[Task brief]
Look through the material below. Copy each line that contains the string "only".

#### The records ####

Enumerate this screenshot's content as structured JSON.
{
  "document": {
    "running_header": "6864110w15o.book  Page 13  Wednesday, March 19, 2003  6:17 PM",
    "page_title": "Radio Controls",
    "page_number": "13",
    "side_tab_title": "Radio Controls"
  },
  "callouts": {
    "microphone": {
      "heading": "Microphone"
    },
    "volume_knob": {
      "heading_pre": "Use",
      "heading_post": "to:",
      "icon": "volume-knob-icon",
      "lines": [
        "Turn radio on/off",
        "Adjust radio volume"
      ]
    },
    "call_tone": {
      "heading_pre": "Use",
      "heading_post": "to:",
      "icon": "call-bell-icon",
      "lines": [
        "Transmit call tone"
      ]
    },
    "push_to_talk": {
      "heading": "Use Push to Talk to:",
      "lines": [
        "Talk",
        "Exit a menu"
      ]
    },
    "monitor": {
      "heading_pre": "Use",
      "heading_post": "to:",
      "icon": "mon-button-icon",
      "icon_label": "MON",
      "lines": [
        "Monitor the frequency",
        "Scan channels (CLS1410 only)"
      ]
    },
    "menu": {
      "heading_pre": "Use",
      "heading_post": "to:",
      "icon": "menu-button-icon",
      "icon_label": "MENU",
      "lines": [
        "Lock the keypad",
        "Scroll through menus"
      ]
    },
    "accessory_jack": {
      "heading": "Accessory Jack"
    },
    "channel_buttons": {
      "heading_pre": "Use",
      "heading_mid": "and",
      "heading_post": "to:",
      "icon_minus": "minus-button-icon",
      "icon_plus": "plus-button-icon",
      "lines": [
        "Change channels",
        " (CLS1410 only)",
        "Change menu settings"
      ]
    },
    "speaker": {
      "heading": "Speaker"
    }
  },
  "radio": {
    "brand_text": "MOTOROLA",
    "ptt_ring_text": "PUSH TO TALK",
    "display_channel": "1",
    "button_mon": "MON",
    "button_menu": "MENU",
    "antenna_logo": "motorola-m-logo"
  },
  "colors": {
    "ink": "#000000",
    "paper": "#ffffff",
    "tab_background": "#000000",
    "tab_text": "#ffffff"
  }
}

####

[Task solution]
        "Scan channels (CLS1410 only)"
        " (CLS1410 only)",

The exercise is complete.